## [Task details]
Print all the data, keeping every line exactly as it is.

---------------

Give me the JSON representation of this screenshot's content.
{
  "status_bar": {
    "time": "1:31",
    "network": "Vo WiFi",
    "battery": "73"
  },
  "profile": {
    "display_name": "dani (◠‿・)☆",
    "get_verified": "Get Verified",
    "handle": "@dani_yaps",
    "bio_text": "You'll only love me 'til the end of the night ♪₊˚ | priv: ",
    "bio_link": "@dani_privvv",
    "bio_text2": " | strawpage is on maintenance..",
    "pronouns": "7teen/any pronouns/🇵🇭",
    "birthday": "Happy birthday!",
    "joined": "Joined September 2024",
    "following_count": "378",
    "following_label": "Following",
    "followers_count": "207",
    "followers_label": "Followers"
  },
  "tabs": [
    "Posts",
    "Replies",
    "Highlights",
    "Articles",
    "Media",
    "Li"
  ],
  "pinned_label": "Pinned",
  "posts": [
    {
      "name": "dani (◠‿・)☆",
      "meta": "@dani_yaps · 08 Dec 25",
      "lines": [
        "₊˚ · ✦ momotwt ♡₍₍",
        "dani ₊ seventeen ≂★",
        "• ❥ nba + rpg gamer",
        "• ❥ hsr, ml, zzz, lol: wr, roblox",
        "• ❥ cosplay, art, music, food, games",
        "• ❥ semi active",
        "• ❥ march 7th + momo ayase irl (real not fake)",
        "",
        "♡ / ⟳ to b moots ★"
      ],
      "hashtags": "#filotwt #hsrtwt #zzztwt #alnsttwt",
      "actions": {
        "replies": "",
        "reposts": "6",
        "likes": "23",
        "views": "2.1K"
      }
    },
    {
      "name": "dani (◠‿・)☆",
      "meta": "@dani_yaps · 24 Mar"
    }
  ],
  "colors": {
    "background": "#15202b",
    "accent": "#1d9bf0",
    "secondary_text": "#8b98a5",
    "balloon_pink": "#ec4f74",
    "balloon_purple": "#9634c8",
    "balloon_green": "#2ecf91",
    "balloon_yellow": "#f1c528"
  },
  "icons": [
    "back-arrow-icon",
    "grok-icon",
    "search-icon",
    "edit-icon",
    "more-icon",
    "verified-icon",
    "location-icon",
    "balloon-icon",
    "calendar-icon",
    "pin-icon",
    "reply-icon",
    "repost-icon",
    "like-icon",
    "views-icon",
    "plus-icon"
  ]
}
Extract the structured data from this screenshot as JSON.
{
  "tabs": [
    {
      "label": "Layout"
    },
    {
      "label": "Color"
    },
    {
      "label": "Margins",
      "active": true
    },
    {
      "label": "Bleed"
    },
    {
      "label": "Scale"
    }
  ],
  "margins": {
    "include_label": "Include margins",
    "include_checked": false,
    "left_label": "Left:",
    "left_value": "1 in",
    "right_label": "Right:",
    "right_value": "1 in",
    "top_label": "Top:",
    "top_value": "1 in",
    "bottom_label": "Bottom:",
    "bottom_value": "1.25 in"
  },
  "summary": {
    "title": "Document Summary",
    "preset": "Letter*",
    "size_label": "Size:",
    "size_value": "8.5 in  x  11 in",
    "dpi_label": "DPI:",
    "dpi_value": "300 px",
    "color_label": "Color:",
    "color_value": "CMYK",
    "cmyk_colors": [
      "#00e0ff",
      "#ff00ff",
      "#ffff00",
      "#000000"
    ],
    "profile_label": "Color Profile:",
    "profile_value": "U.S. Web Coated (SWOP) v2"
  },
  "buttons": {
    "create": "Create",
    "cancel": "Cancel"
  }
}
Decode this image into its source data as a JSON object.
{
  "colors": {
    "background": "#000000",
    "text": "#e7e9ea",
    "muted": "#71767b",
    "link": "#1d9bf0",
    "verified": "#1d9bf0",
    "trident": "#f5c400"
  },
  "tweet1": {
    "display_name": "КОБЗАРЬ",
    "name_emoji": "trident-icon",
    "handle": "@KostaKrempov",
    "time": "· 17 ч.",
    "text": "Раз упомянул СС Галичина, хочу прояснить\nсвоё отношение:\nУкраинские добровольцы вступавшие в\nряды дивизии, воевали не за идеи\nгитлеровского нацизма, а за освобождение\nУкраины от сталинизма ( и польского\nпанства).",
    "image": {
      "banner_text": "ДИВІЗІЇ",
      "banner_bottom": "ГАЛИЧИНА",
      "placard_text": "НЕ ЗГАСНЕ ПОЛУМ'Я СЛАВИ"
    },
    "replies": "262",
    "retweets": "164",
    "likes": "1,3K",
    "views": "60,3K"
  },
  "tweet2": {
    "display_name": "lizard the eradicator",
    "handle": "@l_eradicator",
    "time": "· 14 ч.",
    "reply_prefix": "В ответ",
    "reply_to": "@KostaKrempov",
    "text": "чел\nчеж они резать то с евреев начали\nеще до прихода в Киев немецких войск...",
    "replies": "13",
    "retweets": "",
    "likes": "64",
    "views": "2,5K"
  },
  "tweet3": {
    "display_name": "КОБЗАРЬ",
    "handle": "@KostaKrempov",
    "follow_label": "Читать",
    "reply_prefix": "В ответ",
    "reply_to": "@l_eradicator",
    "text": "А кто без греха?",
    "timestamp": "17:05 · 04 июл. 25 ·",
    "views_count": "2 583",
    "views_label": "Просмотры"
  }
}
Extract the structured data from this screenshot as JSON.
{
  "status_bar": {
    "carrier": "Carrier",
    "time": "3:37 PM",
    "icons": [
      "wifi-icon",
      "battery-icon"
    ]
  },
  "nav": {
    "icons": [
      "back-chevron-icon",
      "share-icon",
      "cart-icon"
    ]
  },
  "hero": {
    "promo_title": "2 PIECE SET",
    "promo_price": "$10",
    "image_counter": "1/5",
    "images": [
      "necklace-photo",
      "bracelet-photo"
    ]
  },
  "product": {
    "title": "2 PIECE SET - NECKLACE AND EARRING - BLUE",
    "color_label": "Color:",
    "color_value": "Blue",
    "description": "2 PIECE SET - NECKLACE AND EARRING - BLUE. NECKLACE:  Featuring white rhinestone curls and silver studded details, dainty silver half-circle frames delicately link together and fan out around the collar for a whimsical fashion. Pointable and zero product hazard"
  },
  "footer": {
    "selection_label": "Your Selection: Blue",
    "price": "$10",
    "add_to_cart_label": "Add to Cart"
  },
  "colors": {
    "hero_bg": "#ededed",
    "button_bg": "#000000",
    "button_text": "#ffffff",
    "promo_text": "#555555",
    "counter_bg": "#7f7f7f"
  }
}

---------------

## [Answer for the task]
Give me the JSON representation of this screenshot's content.
{
  "status_bar": {
    "time": "1:31",
    "network": "Vo WiFi",
    "battery": "73"
  },
  "profile": {
    "display_name": "dani (◠‿・)☆",
    "get_verified": "Get Verified",
    "handle": "@dani_yaps",
    "bio_text": "You'll only love me 'til the end of the night ♪₊˚ | priv: ",
    "bio_link": "@dani_privvv",
    "bio_text2": " | strawpage is on maintenance..",
    "pronouns": "7teen/any pronouns/🇵🇭",
    "birthday": "Happy birthday!",
    "joined": "Joined September 2024",
    "following_count": "378",
    "following_label": "Following",
    "followers_count": "207",
    "followers_label": "Followers"
  },
  "tabs": [
    "Posts",
    "Replies",
    "Highlights",
    "Articles",
    "Media",
    "Li"
  ],
  "pinned_label": "Pinned",
  "posts": [
    {
      "name": "dani (◠‿・)☆",
      "meta": "@dani_yaps · 08 Dec 25",
      "lines": [
        "₊˚ · ✦ momotwt ♡₍₍",
        "dani ₊ seventeen ≂★",
        "• ❥ nba + rpg gamer",
        "• ❥ hsr, ml, zzz, lol: wr, roblox",
        "• ❥ cosplay, art, music, food, games",
        "• ❥ semi active",
        "• ❥ march 7th + momo ayase irl (real not fake)",
        "",
        "♡ / ⟳ to b moots ★"
      ],
      "hashtags": "#filotwt #hsrtwt #zzztwt #alnsttwt",
      "actions": {
        "replies": "",
        "reposts": "6",
        "likes": "23",
        "views": "2.1K"
      }
    },
    {
      "name": "dani (◠‿・)☆",
      "meta": "@dani_yaps · 24 Mar"
    }
  ],
  "colors": {
    "background": "#15202b",
    "accent": "#1d9bf0",
    "secondary_text": "#8b98a5",
    "balloon_pink": "#ec4f74",
    "balloon_purple": "#9634c8",
    "balloon_green": "#2ecf91",
    "balloon_yellow": "#f1c528"
  },
  "icons": [
    "back-arrow-icon",
    "grok-icon",
    "search-icon",
    "edit-icon",
    "more-icon",
    "verified-icon",
    "location-icon",
    "balloon-icon",
    "calendar-icon",
    "pin-icon",
    "reply-icon",
    "repost-icon",
    "like-icon",
    "views-icon",
    "plus-icon"
  ]
}
Extract the structured data from this screenshot as JSON.
{
  "tabs": [
    {
      "label": "Layout"
    },
    {
      "label": "Color"
    },
    {
      "label": "Margins",
      "active": true
    },
    {
      "label": "Bleed"
    },
    {
      "label": "Scale"
    }
  ],
  "margins": {
    "include_label": "Include margins",
    "include_checked": false,
    "left_label": "Left:",
    "left_value": "1 in",
    "right_label": "Right:",
    "right_value": "1 in",
    "top_label": "Top:",
    "top_value": "1 in",
    "bottom_label": "Bottom:",
    "bottom_value": "1.25 in"
  },
  "summary": {
    "title": "Document Summary",
    "preset": "Letter*",
    "size_label": "Size:",
    "size_value": "8.5 in  x  11 in",
    "dpi_label": "DPI:",
    "dpi_value": "300 px",
    "color_label": "Color:",
    "color_value": "CMYK",
    "cmyk_colors": [
      "#00e0ff",
      "#ff00ff",
      "#ffff00",
      "#000000"
    ],
    "profile_label": "Color Profile:",
    "profile_value": "U.S. Web Coated (SWOP) v2"
  },
  "buttons": {
    "create": "Create",
    "cancel": "Cancel"
  }
}
Decode this image into its source data as a JSON object.
{
  "colors": {
    "background": "#000000",
    "text": "#e7e9ea",
    "muted": "#71767b",
    "link": "#1d9bf0",
    "verified": "#1d9bf0",
    "trident": "#f5c400"
  },
  "tweet1": {
    "display_name": "КОБЗАРЬ",
    "name_emoji": "trident-icon",
    "handle": "@KostaKrempov",
    "time": "· 17 ч.",
    "text": "Раз упомянул СС Галичина, хочу прояснить\nсвоё отношение:\nУкраинские добровольцы вступавшие в\nряды дивизии, воевали не за идеи\nгитлеровского нацизма, а за освобождение\nУкраины от сталинизма ( и польского\nпанства).",
    "image": {
      "banner_text": "ДИВІЗІЇ",
      "banner_bottom": "ГАЛИЧИНА",
      "placard_text": "НЕ ЗГАСНЕ ПОЛУМ'Я СЛАВИ"
    },
    "replies": "262",
    "retweets": "164",
    "likes": "1,3K",
    "views": "60,3K"
  },
  "tweet2": {
    "display_name": "lizard the eradicator",
    "handle": "@l_eradicator",
    "time": "· 14 ч.",
    "reply_prefix": "В ответ",
    "reply_to": "@KostaKrempov",
    "text": "чел\nчеж они резать то с евреев начали\nеще до прихода в Киев немецких войск...",
    "replies": "13",
    "retweets": "",
    "likes": "64",
    "views": "2,5K"
  },
  "tweet3": {
    "display_name": "КОБЗАРЬ",
    "handle": "@KostaKrempov",
    "follow_label": "Читать",
    "reply_prefix": "В ответ",
    "reply_to": "@l_eradicator",
    "text": "А кто без греха?",
    "timestamp": "17:05 · 04 июл. 25 ·",
    "views_count": "2 583",
    "views_label": "Просмотры"
  }
}
Extract the structured data from this screenshot as JSON.
{
  "status_bar": {
    "carrier": "Carrier",
    "time": "3:37 PM",
    "icons": [
      "wifi-icon",
      "battery-icon"
    ]
  },
  "nav": {
    "icons": [
      "back-chevron-icon",
      "share-icon",
      "cart-icon"
    ]
  },
  "hero": {
    "promo_title": "2 PIECE SET",
    "promo_price": "$10",
    "image_counter": "1/5",
    "images": [
      "necklace-photo",
      "bracelet-photo"
    ]
  },
  "product": {
    "title": "2 PIECE SET - NECKLACE AND EARRING - BLUE",
    "color_label": "Color:",
    "color_value": "Blue",
    "description": "2 PIECE SET - NECKLACE AND EARRING - BLUE. NECKLACE:  Featuring white rhinestone curls and silver studded details, dainty silver half-circle frames delicately link together and fan out around the collar for a whimsical fashion. Pointable and zero product hazard"
  },
  "footer": {
    "selection_label": "Your Selection: Blue",
    "price": "$10",
    "add_to_cart_label": "Add to Cart"
  },
  "colors": {
    "hero_bg": "#ededed",
    "button_bg": "#000000",
    "button_text": "#ffffff",
    "promo_text": "#555555",
    "counter_bg": "#7f7f7f"
  }
}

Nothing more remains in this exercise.